- [WORK TO DO]: Output every entry exactly as written.

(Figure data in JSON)
· · · ·
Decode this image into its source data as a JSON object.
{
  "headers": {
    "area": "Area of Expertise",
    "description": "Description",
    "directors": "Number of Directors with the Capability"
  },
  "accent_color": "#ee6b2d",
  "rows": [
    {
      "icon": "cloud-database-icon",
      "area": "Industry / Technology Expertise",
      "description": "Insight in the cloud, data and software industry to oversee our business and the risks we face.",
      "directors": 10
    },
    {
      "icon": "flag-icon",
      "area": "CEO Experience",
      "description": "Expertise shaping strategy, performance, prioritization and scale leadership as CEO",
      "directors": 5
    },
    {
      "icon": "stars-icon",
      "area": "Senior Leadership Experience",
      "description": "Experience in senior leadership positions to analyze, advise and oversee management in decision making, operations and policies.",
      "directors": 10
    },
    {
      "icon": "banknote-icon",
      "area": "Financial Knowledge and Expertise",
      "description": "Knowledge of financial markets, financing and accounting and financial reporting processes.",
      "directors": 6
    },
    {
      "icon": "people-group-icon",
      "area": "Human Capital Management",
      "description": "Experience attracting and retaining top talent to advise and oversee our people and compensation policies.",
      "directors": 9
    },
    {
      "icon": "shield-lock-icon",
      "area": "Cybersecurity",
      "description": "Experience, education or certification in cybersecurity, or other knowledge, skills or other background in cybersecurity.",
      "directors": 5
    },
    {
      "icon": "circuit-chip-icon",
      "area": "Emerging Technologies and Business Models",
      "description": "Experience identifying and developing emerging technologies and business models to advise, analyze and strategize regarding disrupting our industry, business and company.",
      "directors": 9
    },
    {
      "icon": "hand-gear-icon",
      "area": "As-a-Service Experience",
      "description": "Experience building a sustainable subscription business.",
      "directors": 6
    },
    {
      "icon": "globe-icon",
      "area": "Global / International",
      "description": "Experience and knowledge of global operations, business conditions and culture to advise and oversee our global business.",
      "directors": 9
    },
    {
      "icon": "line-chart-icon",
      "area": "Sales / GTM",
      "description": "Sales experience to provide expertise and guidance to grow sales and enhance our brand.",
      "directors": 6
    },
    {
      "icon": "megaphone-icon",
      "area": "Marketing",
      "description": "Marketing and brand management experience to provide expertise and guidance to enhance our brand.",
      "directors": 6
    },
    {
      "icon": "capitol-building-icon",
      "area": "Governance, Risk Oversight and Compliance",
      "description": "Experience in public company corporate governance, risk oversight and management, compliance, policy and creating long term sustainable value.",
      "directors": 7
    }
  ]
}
· · · ·
- [EXPECTED ANSWER]:
Decode this image into its source data as a JSON object.
{
  "headers": {
    "area": "Area of Expertise",
    "description": "Description",
    "directors": "Number of Directors with the Capability"
  },
  "accent_color": "#ee6b2d",
  "rows": [
    {
      "icon": "cloud-database-icon",
      "area": "Industry / Technology Expertise",
      "description": "Insight in the cloud, data and software industry to oversee our business and the risks we face.",
      "directors": 10
    },
    {
      "icon": "flag-icon",
      "area": "CEO Experience",
      "description": "Expertise shaping strategy, performance, prioritization and scale leadership as CEO",
      "directors": 5
    },
    {
      "icon": "stars-icon",
      "area": "Senior Leadership Experience",
      "description": "Experience in senior leadership positions to analyze, advise and oversee management in decision making, operations and policies.",
      "directors": 10
    },
    {
      "icon": "banknote-icon",
      "area": "Financial Knowledge and Expertise",
      "description": "Knowledge of financial markets, financing and accounting and financial reporting processes.",
      "directors": 6
    },
    {
      "icon": "people-group-icon",
      "area": "Human Capital Management",
      "description": "Experience attracting and retaining top talent to advise and oversee our people and compensation policies.",
      "directors": 9
    },
    {
      "icon": "shield-lock-icon",
      "area": "Cybersecurity",
      "description": "Experience, education or certification in cybersecurity, or other knowledge, skills or other background in cybersecurity.",
      "directors": 5
    },
    {
      "icon": "circuit-chip-icon",
      "area": "Emerging Technologies and Business Models",
      "description": "Experience identifying and developing emerging technologies and business models to advise, analyze and strategize regarding disrupting our industry, business and company.",
      "directors": 9
    },
    {
      "icon": "hand-gear-icon",
      "area": "As-a-Service Experience",
      "description": "Experience building a sustainable subscription business.",
      "directors": 6
    },
    {
      "icon": "globe-icon",
      "area": "Global / International",
      "description": "Experience and knowledge of global operations, business conditions and culture to advise and oversee our global business.",
      "directors": 9
    },
    {
      "icon": "line-chart-icon",
      "area": "Sales / GTM",
      "description": "Sales experience to provide expertise and guidance to grow sales and enhance our brand.",
      "directors": 6
    },
    {
      "icon": "megaphone-icon",
      "area": "Marketing",
      "description": "Marketing and brand management experience to provide expertise and guidance to enhance our brand.",
      "directors": 6
    },
    {
      "icon": "capitol-building-icon",
      "area": "Governance, Risk Oversight and Compliance",
      "description": "Experience in public company corporate governance, risk oversight and management, compliance, policy and creating long term sustainable value.",
      "directors": 7
    }
  ]
}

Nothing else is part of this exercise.